Exercise requirements » All of the data below must be repeated exactly.

--- START Provided entries ---

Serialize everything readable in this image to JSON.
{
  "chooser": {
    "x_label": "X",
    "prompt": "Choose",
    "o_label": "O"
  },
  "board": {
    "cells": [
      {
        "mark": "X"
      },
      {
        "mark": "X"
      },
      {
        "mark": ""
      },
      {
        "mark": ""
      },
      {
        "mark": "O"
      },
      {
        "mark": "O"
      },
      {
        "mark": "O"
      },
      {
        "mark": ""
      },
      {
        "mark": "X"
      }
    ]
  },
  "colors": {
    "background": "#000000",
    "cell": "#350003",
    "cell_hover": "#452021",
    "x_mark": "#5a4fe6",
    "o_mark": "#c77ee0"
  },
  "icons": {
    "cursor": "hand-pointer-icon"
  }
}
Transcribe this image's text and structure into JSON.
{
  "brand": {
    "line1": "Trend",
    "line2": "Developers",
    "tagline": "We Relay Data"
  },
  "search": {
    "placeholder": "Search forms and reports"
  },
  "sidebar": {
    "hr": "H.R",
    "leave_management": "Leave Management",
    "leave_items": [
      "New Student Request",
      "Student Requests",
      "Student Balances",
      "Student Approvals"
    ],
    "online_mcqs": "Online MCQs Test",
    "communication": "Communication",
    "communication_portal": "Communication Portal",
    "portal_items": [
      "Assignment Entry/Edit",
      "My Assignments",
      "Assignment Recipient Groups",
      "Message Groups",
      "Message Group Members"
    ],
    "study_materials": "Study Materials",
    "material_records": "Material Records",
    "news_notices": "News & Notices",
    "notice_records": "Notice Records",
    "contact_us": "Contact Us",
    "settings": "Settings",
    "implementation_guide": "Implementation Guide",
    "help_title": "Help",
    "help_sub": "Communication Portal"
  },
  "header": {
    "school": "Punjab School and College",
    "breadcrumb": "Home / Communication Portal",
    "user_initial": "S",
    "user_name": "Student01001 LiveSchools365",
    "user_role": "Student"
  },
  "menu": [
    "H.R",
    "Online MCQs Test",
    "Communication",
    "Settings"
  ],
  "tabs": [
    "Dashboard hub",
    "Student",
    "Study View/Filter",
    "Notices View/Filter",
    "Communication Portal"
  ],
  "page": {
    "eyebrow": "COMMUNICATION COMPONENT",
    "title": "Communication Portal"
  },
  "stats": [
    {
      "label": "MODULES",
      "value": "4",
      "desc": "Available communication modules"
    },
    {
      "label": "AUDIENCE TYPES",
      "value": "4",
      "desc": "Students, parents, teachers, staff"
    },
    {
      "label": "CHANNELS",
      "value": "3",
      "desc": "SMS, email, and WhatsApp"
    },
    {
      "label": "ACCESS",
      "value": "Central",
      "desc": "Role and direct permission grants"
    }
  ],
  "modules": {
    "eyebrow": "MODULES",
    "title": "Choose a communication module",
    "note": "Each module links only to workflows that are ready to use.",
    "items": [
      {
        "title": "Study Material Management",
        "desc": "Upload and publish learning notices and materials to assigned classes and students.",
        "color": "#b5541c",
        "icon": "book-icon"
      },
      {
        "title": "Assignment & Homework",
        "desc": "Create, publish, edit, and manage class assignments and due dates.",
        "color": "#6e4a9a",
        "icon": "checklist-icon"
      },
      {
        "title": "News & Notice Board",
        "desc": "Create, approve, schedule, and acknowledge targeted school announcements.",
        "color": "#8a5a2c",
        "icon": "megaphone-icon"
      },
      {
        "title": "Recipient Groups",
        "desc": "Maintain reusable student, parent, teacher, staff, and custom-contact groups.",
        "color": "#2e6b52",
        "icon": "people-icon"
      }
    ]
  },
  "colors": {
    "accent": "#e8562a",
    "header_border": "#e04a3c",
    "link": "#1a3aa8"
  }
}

--- END Provided entries ---

Result »
Serialize everything readable in this image to JSON.
{
  "chooser": {
    "x_label": "X",
    "prompt": "Choose",
    "o_label": "O"
  },
  "board": {
    "cells": [
      {
        "mark": "X"
      },
      {
        "mark": "X"
      },
      {
        "mark": ""
      },
      {
        "mark": ""
      },
      {
        "mark": "O"
      },
      {
        "mark": "O"
      },
      {
        "mark": "O"
      },
      {
        "mark": ""
      },
      {
        "mark": "X"
      }
    ]
  },
  "colors": {
    "background": "#000000",
    "cell": "#350003",
    "cell_hover": "#452021",
    "x_mark": "#5a4fe6",
    "o_mark": "#c77ee0"
  },
  "icons": {
    "cursor": "hand-pointer-icon"
  }
}
Transcribe this image's text and structure into JSON.
{
  "brand": {
    "line1": "Trend",
    "line2": "Developers",
    "tagline": "We Relay Data"
  },
  "search": {
    "placeholder": "Search forms and reports"
  },
  "sidebar": {
    "hr": "H.R",
    "leave_management": "Leave Management",
    "leave_items": [
      "New Student Request",
      "Student Requests",
      "Student Balances",
      "Student Approvals"
    ],
    "online_mcqs": "Online MCQs Test",
    "communication": "Communication",
    "communication_portal": "Communication Portal",
    "portal_items": [
      "Assignment Entry/Edit",
      "My Assignments",
      "Assignment Recipient Groups",
      "Message Groups",
      "Message Group Members"
    ],
    "study_materials": "Study Materials",
    "material_records": "Material Records",
    "news_notices": "News & Notices",
    "notice_records": "Notice Records",
    "contact_us": "Contact Us",
    "settings": "Settings",
    "implementation_guide": "Implementation Guide",
    "help_title": "Help",
    "help_sub": "Communication Portal"
  },
  "header": {
    "school": "Punjab School and College",
    "breadcrumb": "Home / Communication Portal",
    "user_initial": "S",
    "user_name": "Student01001 LiveSchools365",
    "user_role": "Student"
  },
  "menu": [
    "H.R",
    "Online MCQs Test",
    "Communication",
    "Settings"
  ],
  "tabs": [
    "Dashboard hub",
    "Student",
    "Study View/Filter",
    "Notices View/Filter",
    "Communication Portal"
  ],
  "page": {
    "eyebrow": "COMMUNICATION COMPONENT",
    "title": "Communication Portal"
  },
  "stats": [
    {
      "label": "MODULES",
      "value": "4",
      "desc": "Available communication modules"
    },
    {
      "label": "AUDIENCE TYPES",
      "value": "4",
      "desc": "Students, parents, teachers, staff"
    },
    {
      "label": "CHANNELS",
      "value": "3",
      "desc": "SMS, email, and WhatsApp"
    },
    {
      "label": "ACCESS",
      "value": "Central",
      "desc": "Role and direct permission grants"
    }
  ],
  "modules": {
    "eyebrow": "MODULES",
    "title": "Choose a communication module",
    "note": "Each module links only to workflows that are ready to use.",
    "items": [
      {
        "title": "Study Material Management",
        "desc": "Upload and publish learning notices and materials to assigned classes and students.",
        "color": "#b5541c",
        "icon": "book-icon"
      },
      {
        "title": "Assignment & Homework",
        "desc": "Create, publish, edit, and manage class assignments and due dates.",
        "color": "#6e4a9a",
        "icon": "checklist-icon"
      },
      {
        "title": "News & Notice Board",
        "desc": "Create, approve, schedule, and acknowledge targeted school announcements.",
        "color": "#8a5a2c",
        "icon": "megaphone-icon"
      },
      {
        "title": "Recipient Groups",
        "desc": "Maintain reusable student, parent, teacher, staff, and custom-contact groups.",
        "color": "#2e6b52",
        "icon": "people-icon"
      }
    ]
  },
  "colors": {
    "accent": "#e8562a",
    "header_border": "#e04a3c",
    "link": "#1a3aa8"
  }
}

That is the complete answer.